● **SUPPLIED RECORDS**
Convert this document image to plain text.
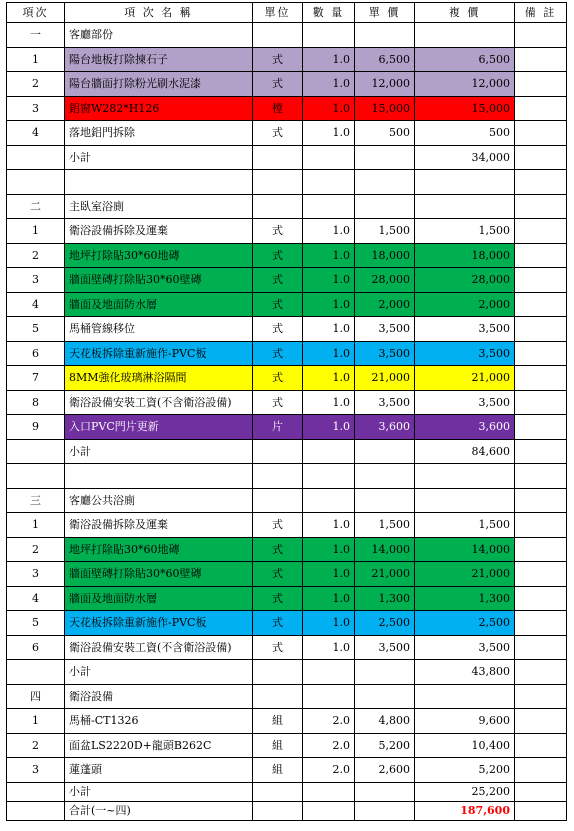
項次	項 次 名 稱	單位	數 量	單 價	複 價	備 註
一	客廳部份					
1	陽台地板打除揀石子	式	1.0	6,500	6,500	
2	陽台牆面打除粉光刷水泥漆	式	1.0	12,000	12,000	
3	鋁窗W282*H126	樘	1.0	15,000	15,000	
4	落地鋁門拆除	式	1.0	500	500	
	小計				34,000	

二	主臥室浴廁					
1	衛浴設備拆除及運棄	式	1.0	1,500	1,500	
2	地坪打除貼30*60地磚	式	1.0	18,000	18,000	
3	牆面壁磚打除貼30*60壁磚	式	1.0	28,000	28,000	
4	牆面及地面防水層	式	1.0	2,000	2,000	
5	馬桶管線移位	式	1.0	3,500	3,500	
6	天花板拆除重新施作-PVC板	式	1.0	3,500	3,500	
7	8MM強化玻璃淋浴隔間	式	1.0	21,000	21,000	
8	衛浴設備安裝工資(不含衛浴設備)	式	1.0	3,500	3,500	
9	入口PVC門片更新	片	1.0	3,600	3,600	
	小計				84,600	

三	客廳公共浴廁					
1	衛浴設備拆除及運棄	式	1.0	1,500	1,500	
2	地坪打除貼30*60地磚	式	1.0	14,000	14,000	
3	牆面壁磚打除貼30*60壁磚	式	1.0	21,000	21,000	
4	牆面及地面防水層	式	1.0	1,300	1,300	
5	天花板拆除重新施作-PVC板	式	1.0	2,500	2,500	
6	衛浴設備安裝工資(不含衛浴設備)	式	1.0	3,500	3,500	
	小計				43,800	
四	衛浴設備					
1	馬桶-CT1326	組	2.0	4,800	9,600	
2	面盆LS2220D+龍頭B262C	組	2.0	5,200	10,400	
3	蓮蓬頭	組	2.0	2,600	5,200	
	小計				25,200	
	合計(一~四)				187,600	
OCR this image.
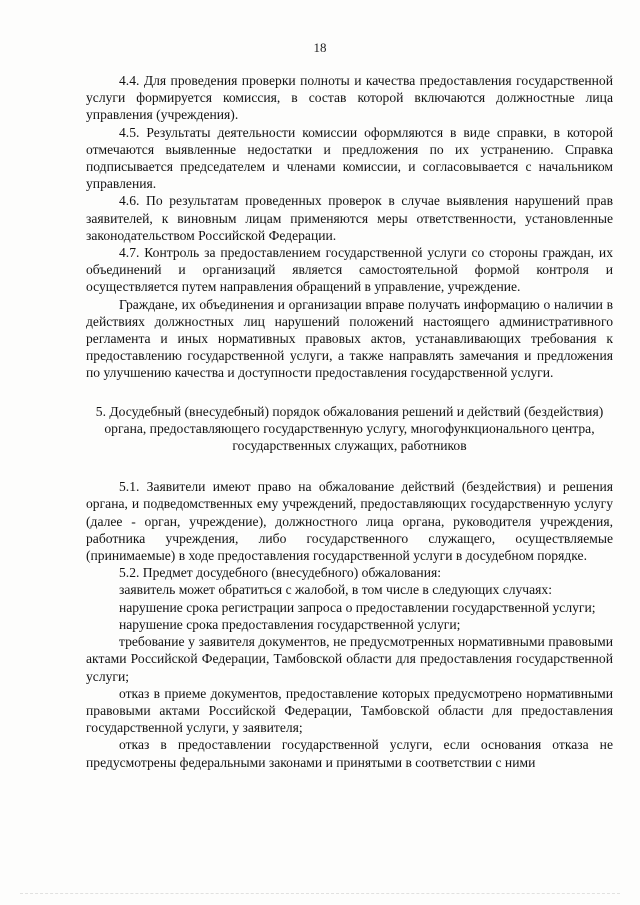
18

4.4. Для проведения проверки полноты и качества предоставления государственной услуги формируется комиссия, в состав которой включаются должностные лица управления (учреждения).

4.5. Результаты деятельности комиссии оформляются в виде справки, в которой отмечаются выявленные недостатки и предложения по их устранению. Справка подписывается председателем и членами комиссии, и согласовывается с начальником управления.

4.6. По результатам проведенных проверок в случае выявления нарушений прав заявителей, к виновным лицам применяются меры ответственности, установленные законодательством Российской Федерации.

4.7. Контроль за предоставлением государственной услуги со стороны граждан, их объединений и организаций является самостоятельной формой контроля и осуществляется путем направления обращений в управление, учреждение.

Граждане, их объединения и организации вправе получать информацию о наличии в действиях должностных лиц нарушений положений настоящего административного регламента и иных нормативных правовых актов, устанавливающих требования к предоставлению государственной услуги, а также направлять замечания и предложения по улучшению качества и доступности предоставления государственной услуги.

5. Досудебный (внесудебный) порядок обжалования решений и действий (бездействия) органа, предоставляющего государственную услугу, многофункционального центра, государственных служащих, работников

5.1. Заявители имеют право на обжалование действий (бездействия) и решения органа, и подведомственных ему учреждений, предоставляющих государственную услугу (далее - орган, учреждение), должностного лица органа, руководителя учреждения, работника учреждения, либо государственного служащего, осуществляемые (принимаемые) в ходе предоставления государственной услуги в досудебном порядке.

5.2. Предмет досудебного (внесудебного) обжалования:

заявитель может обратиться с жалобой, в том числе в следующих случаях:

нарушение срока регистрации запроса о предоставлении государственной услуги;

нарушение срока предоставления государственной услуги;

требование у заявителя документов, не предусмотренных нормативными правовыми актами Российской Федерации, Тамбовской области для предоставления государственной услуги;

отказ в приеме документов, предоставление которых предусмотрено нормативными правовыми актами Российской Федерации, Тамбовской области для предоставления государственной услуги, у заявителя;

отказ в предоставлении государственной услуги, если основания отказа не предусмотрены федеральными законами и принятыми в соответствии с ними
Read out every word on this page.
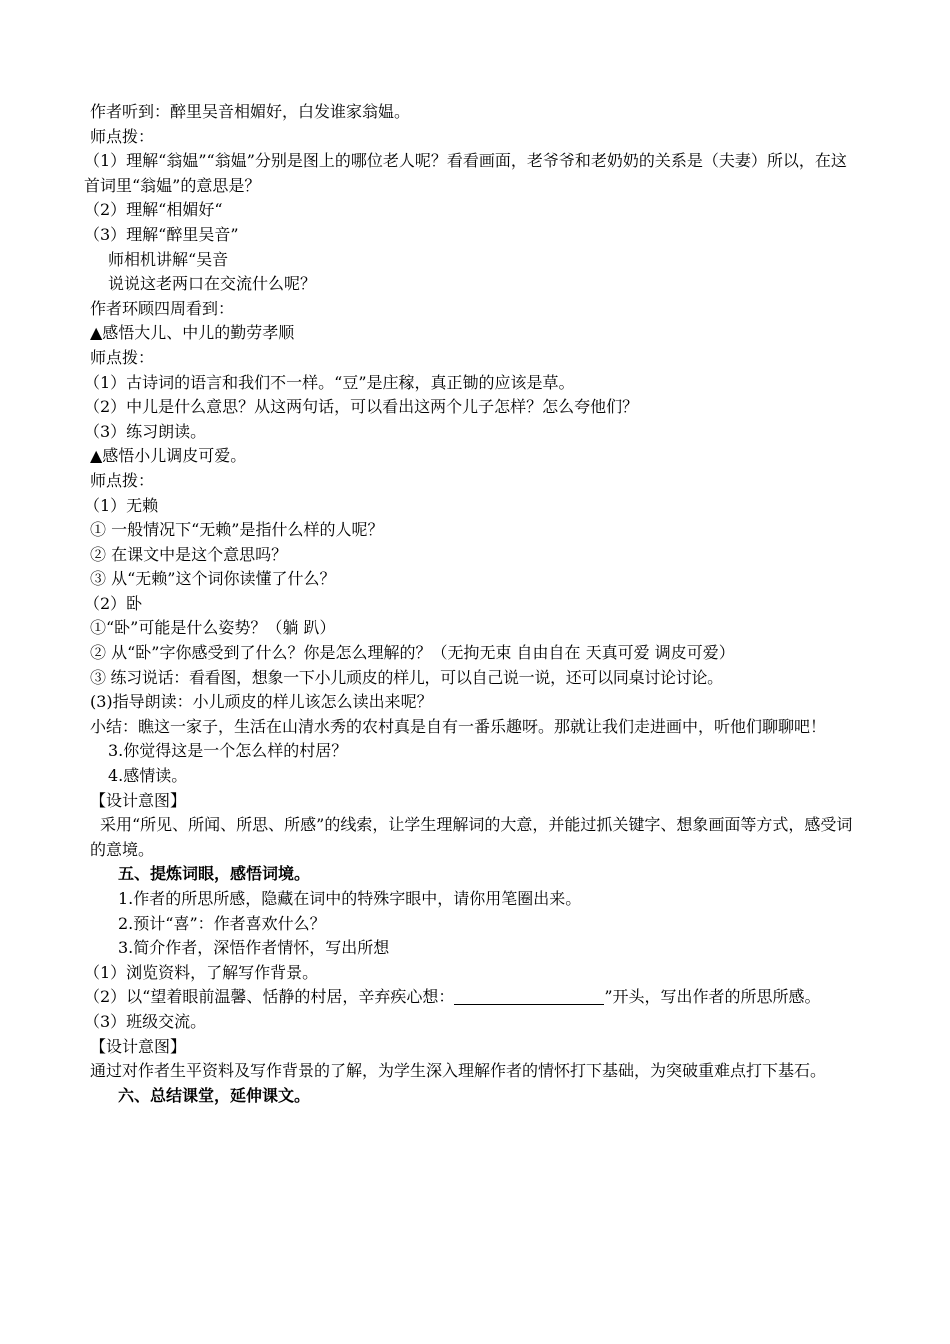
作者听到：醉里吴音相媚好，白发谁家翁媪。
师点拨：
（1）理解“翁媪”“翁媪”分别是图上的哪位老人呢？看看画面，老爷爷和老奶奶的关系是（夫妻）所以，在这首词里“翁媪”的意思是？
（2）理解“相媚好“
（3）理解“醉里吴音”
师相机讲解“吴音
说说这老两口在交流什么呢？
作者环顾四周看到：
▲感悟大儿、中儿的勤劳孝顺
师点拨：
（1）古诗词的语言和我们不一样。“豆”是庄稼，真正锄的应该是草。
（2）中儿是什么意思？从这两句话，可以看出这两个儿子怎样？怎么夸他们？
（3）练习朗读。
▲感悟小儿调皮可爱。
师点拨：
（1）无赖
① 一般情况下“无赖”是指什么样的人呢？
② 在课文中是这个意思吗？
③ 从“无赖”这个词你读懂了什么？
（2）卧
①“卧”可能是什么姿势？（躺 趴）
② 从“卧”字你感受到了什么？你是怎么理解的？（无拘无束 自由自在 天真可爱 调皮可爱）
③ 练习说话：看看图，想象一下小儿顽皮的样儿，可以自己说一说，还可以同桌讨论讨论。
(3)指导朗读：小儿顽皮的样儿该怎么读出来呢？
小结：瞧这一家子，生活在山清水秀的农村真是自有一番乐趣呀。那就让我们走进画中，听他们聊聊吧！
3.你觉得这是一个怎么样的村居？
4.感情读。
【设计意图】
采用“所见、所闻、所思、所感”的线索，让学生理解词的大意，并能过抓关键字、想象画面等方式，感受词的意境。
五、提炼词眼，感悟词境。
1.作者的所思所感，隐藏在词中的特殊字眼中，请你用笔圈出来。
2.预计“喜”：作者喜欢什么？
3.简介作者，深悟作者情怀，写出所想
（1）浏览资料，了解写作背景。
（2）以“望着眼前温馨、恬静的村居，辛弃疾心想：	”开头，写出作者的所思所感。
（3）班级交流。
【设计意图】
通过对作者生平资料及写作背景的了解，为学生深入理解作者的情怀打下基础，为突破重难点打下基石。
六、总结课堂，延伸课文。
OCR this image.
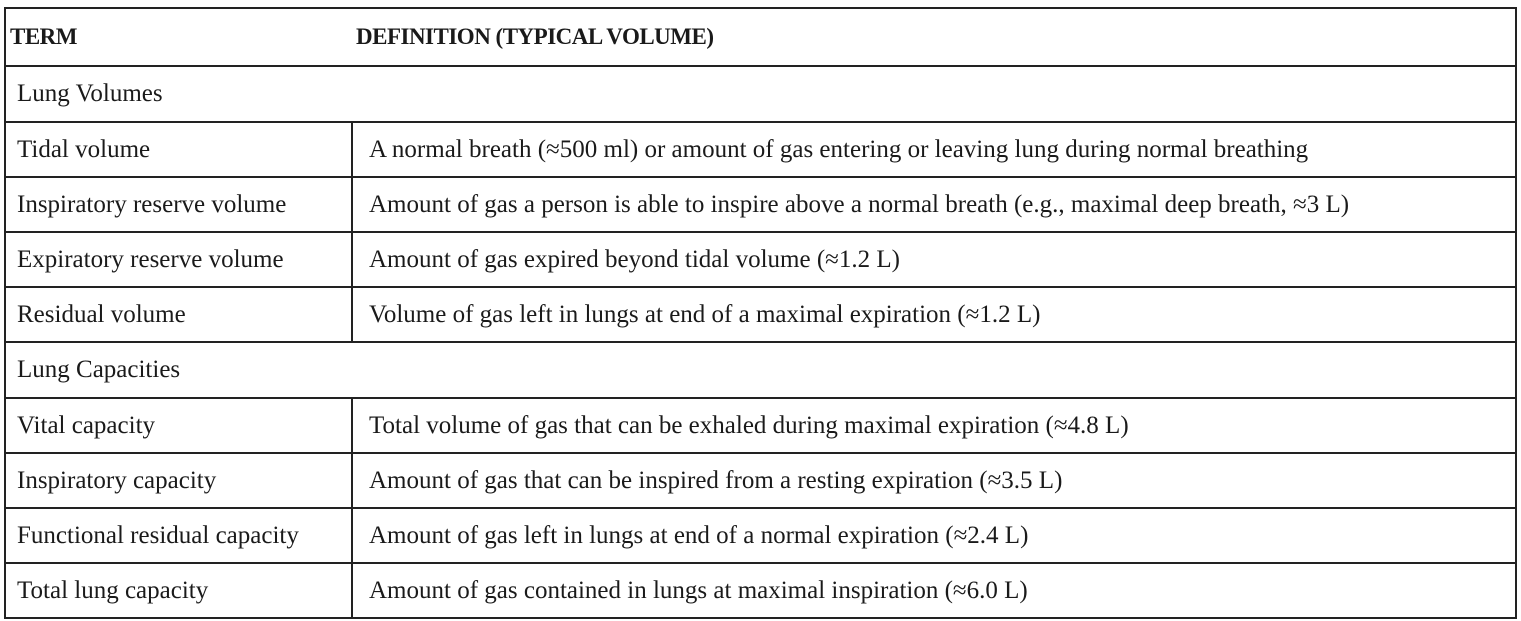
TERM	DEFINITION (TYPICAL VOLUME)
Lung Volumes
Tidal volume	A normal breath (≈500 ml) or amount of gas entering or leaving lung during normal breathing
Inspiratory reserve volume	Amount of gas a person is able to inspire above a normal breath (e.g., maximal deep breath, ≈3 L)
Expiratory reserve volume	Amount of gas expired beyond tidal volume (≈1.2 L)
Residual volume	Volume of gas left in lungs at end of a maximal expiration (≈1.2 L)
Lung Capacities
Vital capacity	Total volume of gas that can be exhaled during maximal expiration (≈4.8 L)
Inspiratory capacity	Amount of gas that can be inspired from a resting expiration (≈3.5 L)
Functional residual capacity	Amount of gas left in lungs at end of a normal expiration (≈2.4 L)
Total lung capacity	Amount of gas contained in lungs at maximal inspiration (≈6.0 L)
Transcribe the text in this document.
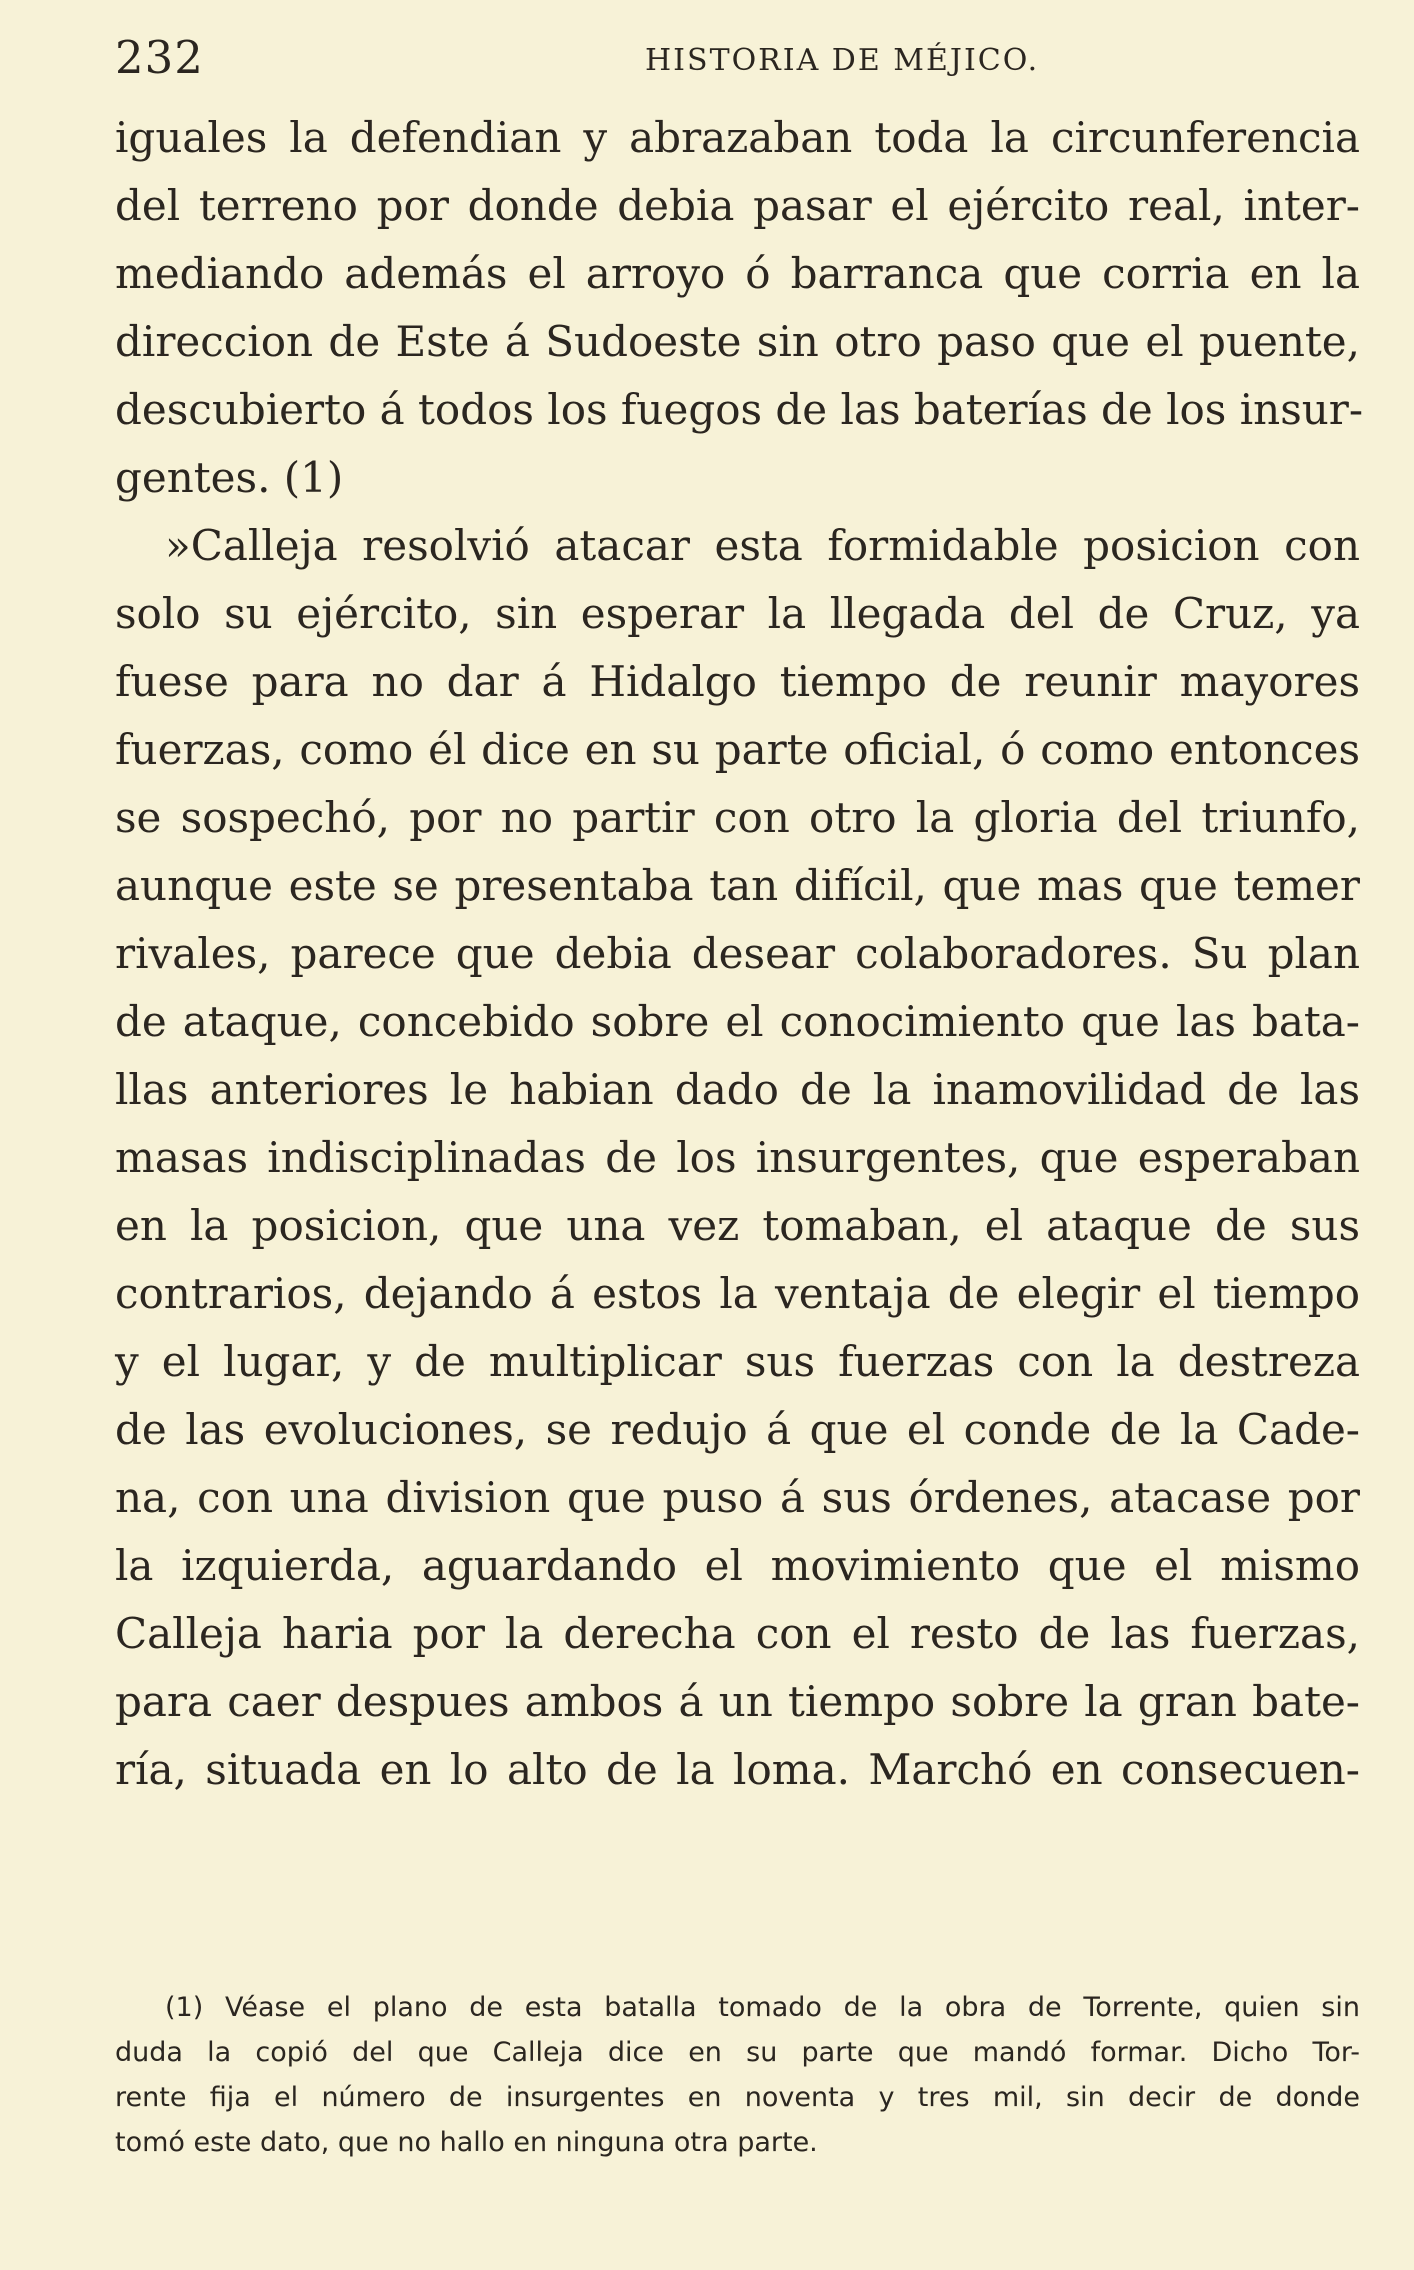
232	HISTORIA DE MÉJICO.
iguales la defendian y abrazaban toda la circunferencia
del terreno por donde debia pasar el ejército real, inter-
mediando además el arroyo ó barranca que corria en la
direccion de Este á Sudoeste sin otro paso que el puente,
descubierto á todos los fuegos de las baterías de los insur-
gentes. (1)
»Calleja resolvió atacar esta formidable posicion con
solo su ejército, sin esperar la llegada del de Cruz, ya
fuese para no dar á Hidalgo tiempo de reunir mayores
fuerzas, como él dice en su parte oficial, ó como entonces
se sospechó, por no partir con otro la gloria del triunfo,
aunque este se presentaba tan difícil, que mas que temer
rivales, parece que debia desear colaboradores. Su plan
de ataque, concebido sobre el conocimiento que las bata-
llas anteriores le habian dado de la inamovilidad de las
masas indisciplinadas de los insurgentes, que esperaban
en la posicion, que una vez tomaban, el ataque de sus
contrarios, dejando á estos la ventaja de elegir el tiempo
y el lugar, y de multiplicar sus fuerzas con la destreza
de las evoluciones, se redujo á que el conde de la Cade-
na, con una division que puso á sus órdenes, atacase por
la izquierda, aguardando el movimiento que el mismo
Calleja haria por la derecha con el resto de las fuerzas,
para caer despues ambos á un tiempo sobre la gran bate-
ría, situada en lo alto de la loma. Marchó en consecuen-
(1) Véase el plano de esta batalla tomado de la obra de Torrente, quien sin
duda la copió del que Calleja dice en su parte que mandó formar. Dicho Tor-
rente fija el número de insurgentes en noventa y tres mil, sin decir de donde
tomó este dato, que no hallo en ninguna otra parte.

● **WORK REQUIRED**
Select from the material above each line in which the string "Российской" appears, and list those lines.

● **COMPLETE ANSWER**
4.6. По результатам проведенных проверок в случае выявления нарушений прав заявителей, к виновным лицам применяются меры ответственности, установленные законодательством Российской Федерации.
требование у заявителя документов, не предусмотренных нормативными правовыми актами Российской Федерации, Тамбовской области для предоставления государственной услуги;
отказ в приеме документов, предоставление которых предусмотрено нормативными правовыми актами Российской Федерации, Тамбовской области для предоставления государственной услуги, у заявителя;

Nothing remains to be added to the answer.